Input data
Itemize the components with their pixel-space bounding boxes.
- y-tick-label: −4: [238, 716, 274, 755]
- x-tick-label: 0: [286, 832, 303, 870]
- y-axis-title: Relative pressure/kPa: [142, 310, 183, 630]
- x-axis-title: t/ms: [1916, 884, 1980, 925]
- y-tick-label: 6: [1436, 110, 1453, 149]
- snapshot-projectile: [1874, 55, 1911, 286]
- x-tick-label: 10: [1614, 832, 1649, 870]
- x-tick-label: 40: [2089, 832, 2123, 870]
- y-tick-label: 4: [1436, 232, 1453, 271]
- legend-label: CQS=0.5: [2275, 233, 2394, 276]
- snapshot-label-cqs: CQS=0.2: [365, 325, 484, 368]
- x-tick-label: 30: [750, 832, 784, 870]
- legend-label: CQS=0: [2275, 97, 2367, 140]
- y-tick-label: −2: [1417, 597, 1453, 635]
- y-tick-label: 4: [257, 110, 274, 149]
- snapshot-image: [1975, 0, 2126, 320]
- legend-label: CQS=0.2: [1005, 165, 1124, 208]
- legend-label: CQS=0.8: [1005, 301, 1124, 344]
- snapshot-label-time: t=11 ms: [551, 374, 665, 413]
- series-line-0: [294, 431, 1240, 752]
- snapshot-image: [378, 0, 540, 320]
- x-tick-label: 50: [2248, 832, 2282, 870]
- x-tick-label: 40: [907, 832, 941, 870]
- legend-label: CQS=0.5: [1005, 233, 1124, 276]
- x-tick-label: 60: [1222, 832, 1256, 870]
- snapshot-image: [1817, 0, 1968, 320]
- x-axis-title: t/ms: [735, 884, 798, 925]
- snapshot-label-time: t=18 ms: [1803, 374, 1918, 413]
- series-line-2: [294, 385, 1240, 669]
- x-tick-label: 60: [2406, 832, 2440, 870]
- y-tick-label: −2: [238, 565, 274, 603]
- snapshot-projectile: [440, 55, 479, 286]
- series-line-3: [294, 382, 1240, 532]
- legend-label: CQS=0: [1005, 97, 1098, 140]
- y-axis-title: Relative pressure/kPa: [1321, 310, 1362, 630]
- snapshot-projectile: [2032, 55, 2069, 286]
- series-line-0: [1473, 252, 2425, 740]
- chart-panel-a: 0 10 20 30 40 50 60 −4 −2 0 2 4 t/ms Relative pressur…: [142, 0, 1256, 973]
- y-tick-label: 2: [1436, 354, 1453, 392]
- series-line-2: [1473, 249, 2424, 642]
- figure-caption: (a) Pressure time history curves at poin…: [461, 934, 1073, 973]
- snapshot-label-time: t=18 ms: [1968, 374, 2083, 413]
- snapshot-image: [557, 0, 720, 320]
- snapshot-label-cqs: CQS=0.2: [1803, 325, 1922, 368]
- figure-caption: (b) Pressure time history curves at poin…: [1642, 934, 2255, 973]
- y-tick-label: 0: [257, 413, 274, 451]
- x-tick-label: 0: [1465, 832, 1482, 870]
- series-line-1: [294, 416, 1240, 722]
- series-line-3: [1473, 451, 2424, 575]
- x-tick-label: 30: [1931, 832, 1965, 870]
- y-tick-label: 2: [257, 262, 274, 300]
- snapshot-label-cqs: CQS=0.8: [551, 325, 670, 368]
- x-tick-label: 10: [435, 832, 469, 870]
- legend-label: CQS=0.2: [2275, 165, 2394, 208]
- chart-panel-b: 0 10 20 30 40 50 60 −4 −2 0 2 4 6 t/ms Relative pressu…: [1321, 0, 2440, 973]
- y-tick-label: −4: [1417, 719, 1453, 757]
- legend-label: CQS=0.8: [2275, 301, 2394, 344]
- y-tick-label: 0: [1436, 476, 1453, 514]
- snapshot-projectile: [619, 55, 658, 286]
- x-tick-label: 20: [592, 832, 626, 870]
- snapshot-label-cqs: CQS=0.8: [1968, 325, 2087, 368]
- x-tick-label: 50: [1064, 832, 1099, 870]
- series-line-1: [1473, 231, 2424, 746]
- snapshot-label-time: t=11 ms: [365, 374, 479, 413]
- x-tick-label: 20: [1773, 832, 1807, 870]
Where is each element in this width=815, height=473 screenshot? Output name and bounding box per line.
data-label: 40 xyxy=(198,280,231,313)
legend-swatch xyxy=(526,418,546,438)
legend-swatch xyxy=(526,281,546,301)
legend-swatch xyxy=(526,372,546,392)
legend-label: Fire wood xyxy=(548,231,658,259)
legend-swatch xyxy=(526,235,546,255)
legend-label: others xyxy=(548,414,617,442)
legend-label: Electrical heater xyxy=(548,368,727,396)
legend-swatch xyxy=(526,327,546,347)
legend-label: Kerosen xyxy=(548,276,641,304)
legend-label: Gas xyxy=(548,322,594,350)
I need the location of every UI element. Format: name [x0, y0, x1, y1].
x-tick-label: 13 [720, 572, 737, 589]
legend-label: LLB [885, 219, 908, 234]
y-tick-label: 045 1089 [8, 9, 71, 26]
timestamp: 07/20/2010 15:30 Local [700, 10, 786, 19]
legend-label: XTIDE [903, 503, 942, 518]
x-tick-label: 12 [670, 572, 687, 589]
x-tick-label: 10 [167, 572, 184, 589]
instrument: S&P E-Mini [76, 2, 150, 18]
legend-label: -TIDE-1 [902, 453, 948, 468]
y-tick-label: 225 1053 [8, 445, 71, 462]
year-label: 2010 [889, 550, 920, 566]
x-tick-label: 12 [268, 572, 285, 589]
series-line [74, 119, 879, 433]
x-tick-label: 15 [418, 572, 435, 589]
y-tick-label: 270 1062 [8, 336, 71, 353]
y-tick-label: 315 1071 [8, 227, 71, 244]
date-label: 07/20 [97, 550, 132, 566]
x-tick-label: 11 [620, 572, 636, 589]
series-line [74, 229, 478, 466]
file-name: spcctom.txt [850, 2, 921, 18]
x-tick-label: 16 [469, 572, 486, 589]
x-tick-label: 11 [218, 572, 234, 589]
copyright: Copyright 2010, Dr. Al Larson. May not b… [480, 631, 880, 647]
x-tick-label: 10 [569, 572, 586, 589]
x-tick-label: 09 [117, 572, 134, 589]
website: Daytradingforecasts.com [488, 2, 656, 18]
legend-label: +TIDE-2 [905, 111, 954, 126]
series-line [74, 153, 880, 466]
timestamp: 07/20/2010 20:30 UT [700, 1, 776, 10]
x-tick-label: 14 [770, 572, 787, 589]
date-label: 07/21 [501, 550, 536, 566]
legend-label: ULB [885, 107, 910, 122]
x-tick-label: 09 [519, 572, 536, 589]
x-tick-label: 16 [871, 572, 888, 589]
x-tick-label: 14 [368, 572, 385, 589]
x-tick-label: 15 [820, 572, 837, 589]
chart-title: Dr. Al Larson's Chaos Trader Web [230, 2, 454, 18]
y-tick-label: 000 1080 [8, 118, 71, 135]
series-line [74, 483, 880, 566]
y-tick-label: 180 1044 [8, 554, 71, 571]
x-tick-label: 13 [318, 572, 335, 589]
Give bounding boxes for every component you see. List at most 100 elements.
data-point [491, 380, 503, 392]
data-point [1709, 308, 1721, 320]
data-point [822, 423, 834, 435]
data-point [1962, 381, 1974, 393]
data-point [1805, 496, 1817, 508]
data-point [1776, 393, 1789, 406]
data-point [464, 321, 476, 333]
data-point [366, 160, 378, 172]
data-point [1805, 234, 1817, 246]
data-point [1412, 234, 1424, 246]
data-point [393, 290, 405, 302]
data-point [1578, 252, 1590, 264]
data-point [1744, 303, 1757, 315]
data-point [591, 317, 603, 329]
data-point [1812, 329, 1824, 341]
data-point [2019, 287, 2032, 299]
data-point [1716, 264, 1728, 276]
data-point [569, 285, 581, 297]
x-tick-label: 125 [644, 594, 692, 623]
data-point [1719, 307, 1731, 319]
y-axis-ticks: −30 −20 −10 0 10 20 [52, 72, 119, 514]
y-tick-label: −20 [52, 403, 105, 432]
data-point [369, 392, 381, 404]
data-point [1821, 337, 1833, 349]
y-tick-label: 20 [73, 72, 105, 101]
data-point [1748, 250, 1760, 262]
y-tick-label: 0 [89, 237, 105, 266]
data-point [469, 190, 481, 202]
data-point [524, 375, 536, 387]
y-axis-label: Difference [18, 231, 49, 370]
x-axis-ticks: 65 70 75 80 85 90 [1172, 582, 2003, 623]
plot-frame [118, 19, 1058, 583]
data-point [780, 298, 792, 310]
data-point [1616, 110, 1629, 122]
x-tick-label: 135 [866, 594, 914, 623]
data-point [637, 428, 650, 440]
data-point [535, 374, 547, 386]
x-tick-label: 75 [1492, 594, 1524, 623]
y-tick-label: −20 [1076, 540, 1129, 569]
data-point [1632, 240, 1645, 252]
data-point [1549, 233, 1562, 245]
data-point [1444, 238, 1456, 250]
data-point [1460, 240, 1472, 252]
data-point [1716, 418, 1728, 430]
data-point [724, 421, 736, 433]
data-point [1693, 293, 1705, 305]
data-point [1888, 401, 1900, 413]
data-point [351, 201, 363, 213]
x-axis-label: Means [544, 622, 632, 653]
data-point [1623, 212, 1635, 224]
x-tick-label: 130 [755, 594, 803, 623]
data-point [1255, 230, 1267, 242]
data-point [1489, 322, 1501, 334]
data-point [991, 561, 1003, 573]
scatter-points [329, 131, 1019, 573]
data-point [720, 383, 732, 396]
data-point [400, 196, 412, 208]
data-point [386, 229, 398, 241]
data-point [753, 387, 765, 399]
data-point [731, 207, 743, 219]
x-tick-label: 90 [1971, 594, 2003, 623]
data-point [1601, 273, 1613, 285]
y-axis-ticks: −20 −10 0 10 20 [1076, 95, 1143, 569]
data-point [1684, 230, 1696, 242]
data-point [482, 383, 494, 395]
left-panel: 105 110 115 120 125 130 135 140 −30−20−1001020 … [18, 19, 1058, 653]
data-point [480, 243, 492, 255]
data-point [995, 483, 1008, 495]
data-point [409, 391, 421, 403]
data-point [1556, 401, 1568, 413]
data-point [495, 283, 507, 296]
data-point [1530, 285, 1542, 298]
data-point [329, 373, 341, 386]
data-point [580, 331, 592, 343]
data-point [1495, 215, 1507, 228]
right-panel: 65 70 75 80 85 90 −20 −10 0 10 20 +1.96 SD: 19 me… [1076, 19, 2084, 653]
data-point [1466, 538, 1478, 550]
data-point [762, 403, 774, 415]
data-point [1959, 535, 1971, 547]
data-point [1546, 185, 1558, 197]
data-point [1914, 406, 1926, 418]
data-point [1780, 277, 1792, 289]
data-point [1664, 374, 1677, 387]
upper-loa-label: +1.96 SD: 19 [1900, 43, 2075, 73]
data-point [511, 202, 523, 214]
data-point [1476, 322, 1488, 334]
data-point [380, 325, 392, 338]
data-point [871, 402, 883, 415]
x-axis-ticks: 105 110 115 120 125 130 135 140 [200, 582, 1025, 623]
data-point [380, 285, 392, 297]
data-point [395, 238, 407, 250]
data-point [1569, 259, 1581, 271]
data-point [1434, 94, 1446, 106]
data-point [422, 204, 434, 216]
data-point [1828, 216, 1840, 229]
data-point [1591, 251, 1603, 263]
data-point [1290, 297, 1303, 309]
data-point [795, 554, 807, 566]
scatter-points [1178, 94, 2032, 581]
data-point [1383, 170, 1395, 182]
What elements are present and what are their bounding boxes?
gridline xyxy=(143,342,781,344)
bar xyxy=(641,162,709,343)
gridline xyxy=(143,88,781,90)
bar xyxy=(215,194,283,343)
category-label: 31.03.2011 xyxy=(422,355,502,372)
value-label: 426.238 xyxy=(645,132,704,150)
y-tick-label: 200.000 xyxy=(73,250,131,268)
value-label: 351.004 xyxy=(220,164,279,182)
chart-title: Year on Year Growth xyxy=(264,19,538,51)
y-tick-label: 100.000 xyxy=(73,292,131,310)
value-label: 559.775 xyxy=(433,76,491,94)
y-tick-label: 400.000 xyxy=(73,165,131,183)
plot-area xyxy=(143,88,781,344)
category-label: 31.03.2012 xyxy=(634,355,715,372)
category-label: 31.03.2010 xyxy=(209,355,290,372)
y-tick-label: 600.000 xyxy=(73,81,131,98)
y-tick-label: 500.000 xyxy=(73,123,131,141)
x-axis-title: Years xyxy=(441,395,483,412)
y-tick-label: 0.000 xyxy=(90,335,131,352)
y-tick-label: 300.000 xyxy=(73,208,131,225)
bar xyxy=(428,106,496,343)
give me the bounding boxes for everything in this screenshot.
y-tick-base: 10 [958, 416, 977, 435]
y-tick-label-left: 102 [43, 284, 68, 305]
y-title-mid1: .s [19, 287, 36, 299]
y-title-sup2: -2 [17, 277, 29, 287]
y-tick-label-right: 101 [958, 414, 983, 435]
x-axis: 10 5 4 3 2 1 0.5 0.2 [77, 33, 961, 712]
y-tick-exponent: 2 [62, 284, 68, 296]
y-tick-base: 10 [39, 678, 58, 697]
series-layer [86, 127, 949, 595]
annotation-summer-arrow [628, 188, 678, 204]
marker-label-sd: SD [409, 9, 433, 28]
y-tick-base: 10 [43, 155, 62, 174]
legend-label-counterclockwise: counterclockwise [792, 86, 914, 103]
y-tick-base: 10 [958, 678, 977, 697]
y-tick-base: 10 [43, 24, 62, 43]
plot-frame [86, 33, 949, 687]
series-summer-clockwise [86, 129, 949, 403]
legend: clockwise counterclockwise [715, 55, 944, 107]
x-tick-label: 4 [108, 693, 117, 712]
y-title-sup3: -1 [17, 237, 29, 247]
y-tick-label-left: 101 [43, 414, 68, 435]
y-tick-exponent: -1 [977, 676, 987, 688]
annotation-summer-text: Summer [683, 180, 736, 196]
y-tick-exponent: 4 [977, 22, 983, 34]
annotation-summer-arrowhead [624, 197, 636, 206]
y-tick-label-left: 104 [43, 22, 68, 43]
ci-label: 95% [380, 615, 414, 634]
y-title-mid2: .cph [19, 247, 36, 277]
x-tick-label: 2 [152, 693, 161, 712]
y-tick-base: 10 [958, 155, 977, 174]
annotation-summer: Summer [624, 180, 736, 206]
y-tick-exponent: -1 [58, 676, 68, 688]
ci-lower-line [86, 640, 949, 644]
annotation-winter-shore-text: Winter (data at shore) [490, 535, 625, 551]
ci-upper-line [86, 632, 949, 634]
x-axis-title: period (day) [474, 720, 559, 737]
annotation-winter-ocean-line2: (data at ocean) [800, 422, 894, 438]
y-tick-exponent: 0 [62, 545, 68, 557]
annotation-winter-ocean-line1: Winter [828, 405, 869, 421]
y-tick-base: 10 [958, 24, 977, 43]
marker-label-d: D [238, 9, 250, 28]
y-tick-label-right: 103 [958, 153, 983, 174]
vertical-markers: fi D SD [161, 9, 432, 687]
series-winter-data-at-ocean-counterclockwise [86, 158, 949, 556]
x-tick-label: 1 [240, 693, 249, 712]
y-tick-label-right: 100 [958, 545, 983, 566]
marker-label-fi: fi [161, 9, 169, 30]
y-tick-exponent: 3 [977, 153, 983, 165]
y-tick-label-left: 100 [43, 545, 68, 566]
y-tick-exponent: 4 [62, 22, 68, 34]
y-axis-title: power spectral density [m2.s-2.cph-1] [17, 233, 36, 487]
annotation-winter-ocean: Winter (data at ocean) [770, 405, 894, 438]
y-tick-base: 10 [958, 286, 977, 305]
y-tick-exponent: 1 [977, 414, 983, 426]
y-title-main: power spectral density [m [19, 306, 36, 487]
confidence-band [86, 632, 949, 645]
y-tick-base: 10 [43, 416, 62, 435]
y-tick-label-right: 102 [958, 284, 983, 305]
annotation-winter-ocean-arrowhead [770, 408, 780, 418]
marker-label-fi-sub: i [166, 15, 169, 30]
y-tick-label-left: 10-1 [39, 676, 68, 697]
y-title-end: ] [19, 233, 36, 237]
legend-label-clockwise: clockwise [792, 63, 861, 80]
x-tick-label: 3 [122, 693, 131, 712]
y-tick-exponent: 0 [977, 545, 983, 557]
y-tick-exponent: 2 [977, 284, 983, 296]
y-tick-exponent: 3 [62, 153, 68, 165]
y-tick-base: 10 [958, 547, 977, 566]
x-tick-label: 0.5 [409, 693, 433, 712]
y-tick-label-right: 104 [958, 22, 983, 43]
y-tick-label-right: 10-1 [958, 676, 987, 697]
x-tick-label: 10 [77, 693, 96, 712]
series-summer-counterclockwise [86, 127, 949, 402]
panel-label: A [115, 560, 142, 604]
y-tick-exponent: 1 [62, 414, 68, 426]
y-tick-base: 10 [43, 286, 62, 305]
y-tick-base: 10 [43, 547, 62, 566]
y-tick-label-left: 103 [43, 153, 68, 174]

Exercise instructions
Can you return, unchanged, every line from the start of the data through the line with "- x-tick-label: 50: [2248, 832, 2282, 870]", including that line?

Exercise answer
Itemize the components with their pixel-space bounding boxes.
- y-tick-label: −4: [238, 716, 274, 755]
- x-tick-label: 0: [286, 832, 303, 870]
- y-axis-title: Relative pressure/kPa: [142, 310, 183, 630]
- x-axis-title: t/ms: [1916, 884, 1980, 925]
- y-tick-label: 6: [1436, 110, 1453, 149]
- snapshot-projectile: [1874, 55, 1911, 286]
- x-tick-label: 10: [1614, 832, 1649, 870]
- x-tick-label: 40: [2089, 832, 2123, 870]
- y-tick-label: 4: [1436, 232, 1453, 271]
- legend-label: CQS=0.5: [2275, 233, 2394, 276]
- snapshot-label-cqs: CQS=0.2: [365, 325, 484, 368]
- x-tick-label: 30: [750, 832, 784, 870]
- legend-label: CQS=0: [2275, 97, 2367, 140]
- y-tick-label: −2: [1417, 597, 1453, 635]
- y-tick-label: 4: [257, 110, 274, 149]
- snapshot-image: [1975, 0, 2126, 320]
- legend-label: CQS=0.2: [1005, 165, 1124, 208]
- legend-label: CQS=0.8: [1005, 301, 1124, 344]
- snapshot-label-time: t=11 ms: [551, 374, 665, 413]
- series-line-0: [294, 431, 1240, 752]
- snapshot-image: [378, 0, 540, 320]
- x-tick-label: 50: [2248, 832, 2282, 870]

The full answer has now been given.